§ Your instructions: Your task is to write out the complete listing exactly as it is shown.

§ Entries with figure data:
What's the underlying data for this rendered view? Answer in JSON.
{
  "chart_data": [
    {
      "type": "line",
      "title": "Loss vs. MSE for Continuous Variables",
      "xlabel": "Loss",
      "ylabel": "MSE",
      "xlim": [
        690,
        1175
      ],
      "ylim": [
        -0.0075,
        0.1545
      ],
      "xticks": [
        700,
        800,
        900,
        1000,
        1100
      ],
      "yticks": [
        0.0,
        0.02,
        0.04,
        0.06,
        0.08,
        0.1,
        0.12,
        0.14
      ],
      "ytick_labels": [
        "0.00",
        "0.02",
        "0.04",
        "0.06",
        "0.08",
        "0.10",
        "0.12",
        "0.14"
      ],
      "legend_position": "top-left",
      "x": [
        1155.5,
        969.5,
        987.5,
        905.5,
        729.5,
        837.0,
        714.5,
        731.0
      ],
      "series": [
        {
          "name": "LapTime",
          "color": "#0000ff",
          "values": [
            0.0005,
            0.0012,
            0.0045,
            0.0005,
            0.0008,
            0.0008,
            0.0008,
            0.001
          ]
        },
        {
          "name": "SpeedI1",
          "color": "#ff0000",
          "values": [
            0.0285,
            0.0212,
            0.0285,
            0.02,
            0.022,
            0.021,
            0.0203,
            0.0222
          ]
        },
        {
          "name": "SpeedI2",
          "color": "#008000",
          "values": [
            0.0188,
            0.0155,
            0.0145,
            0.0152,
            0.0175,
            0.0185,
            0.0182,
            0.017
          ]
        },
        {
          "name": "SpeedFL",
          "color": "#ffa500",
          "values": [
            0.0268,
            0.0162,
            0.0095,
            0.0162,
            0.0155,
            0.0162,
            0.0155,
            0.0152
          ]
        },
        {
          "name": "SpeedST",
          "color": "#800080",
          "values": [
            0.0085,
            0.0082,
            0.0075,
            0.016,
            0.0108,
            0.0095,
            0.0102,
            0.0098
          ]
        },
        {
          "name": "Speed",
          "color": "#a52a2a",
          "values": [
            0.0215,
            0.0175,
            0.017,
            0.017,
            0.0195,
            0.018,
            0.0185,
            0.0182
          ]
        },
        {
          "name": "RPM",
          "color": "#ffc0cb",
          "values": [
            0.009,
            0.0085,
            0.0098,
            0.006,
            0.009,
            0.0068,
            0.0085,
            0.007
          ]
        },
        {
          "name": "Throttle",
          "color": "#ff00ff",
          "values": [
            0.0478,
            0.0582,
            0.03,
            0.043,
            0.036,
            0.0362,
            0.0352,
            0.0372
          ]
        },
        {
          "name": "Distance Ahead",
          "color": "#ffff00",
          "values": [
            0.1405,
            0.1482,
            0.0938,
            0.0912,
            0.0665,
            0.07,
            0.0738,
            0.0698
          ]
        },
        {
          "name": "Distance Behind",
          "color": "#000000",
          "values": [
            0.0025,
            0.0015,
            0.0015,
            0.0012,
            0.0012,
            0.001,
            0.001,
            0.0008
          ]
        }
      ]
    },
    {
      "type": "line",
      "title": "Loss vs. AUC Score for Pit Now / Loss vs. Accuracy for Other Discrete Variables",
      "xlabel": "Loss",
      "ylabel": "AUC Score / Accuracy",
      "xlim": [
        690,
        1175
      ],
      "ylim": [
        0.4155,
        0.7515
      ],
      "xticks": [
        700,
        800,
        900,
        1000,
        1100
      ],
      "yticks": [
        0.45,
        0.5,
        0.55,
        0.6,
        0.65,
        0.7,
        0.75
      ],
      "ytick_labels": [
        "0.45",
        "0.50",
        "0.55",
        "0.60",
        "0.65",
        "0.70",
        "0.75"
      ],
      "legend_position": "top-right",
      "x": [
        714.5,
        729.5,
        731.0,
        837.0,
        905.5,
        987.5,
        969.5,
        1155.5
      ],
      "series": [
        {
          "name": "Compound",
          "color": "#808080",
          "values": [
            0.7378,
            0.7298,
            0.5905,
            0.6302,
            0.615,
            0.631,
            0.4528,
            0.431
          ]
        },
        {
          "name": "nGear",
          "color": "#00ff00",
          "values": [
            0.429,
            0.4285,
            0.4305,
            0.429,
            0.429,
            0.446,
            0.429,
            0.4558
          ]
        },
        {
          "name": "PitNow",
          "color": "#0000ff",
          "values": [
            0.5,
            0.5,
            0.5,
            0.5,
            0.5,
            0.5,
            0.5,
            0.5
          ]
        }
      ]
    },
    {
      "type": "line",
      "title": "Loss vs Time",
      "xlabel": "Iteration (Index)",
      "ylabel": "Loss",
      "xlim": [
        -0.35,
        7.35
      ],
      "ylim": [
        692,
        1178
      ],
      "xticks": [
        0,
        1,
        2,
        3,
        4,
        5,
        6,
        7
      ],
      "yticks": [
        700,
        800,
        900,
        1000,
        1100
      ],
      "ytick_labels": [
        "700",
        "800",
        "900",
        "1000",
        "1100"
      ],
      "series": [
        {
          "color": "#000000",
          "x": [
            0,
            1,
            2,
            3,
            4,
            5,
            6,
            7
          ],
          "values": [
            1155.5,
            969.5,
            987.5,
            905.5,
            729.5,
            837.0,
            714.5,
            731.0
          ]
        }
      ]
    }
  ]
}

§ Response:
What's the underlying data for this rendered view? Answer in JSON.
{
  "chart_data": [
    {
      "type": "line",
      "title": "Loss vs. MSE for Continuous Variables",
      "xlabel": "Loss",
      "ylabel": "MSE",
      "xlim": [
        690,
        1175
      ],
      "ylim": [
        -0.0075,
        0.1545
      ],
      "xticks": [
        700,
        800,
        900,
        1000,
        1100
      ],
      "yticks": [
        0.0,
        0.02,
        0.04,
        0.06,
        0.08,
        0.1,
        0.12,
        0.14
      ],
      "ytick_labels": [
        "0.00",
        "0.02",
        "0.04",
        "0.06",
        "0.08",
        "0.10",
        "0.12",
        "0.14"
      ],
      "legend_position": "top-left",
      "x": [
        1155.5,
        969.5,
        987.5,
        905.5,
        729.5,
        837.0,
        714.5,
        731.0
      ],
      "series": [
        {
          "name": "LapTime",
          "color": "#0000ff",
          "values": [
            0.0005,
            0.0012,
            0.0045,
            0.0005,
            0.0008,
            0.0008,
            0.0008,
            0.001
          ]
        },
        {
          "name": "SpeedI1",
          "color": "#ff0000",
          "values": [
            0.0285,
            0.0212,
            0.0285,
            0.02,
            0.022,
            0.021,
            0.0203,
            0.0222
          ]
        },
        {
          "name": "SpeedI2",
          "color": "#008000",
          "values": [
            0.0188,
            0.0155,
            0.0145,
            0.0152,
            0.0175,
            0.0185,
            0.0182,
            0.017
          ]
        },
        {
          "name": "SpeedFL",
          "color": "#ffa500",
          "values": [
            0.0268,
            0.0162,
            0.0095,
            0.0162,
            0.0155,
            0.0162,
            0.0155,
            0.0152
          ]
        },
        {
          "name": "SpeedST",
          "color": "#800080",
          "values": [
            0.0085,
            0.0082,
            0.0075,
            0.016,
            0.0108,
            0.0095,
            0.0102,
            0.0098
          ]
        },
        {
          "name": "Speed",
          "color": "#a52a2a",
          "values": [
            0.0215,
            0.0175,
            0.017,
            0.017,
            0.0195,
            0.018,
            0.0185,
            0.0182
          ]
        },
        {
          "name": "RPM",
          "color": "#ffc0cb",
          "values": [
            0.009,
            0.0085,
            0.0098,
            0.006,
            0.009,
            0.0068,
            0.0085,
            0.007
          ]
        },
        {
          "name": "Throttle",
          "color": "#ff00ff",
          "values": [
            0.0478,
            0.0582,
            0.03,
            0.043,
            0.036,
            0.0362,
            0.0352,
            0.0372
          ]
        },
        {
          "name": "Distance Ahead",
          "color": "#ffff00",
          "values": [
            0.1405,
            0.1482,
            0.0938,
            0.0912,
            0.0665,
            0.07,
            0.0738,
            0.0698
          ]
        },
        {
          "name": "Distance Behind",
          "color": "#000000",
          "values": [
            0.0025,
            0.0015,
            0.0015,
            0.0012,
            0.0012,
            0.001,
            0.001,
            0.0008
          ]
        }
      ]
    },
    {
      "type": "line",
      "title": "Loss vs. AUC Score for Pit Now / Loss vs. Accuracy for Other Discrete Variables",
      "xlabel": "Loss",
      "ylabel": "AUC Score / Accuracy",
      "xlim": [
        690,
        1175
      ],
      "ylim": [
        0.4155,
        0.7515
      ],
      "xticks": [
        700,
        800,
        900,
        1000,
        1100
      ],
      "yticks": [
        0.45,
        0.5,
        0.55,
        0.6,
        0.65,
        0.7,
        0.75
      ],
      "ytick_labels": [
        "0.45",
        "0.50",
        "0.55",
        "0.60",
        "0.65",
        "0.70",
        "0.75"
      ],
      "legend_position": "top-right",
      "x": [
        714.5,
        729.5,
        731.0,
        837.0,
        905.5,
        987.5,
        969.5,
        1155.5
      ],
      "series": [
        {
          "name": "Compound",
          "color": "#808080",
          "values": [
            0.7378,
            0.7298,
            0.5905,
            0.6302,
            0.615,
            0.631,
            0.4528,
            0.431
          ]
        },
        {
          "name": "nGear",
          "color": "#00ff00",
          "values": [
            0.429,
            0.4285,
            0.4305,
            0.429,
            0.429,
            0.446,
            0.429,
            0.4558
          ]
        },
        {
          "name": "PitNow",
          "color": "#0000ff",
          "values": [
            0.5,
            0.5,
            0.5,
            0.5,
            0.5,
            0.5,
            0.5,
            0.5
          ]
        }
      ]
    },
    {
      "type": "line",
      "title": "Loss vs Time",
      "xlabel": "Iteration (Index)",
      "ylabel": "Loss",
      "xlim": [
        -0.35,
        7.35
      ],
      "ylim": [
        692,
        1178
      ],
      "xticks": [
        0,
        1,
        2,
        3,
        4,
        5,
        6,
        7
      ],
      "yticks": [
        700,
        800,
        900,
        1000,
        1100
      ],
      "ytick_labels": [
        "700",
        "800",
        "900",
        "1000",
        "1100"
      ],
      "series": [
        {
          "color": "#000000",
          "x": [
            0,
            1,
            2,
            3,
            4,
            5,
            6,
            7
          ],
          "values": [
            1155.5,
            969.5,
            987.5,
            905.5,
            729.5,
            837.0,
            714.5,
            731.0
          ]
        }
      ]
    }
  ]
}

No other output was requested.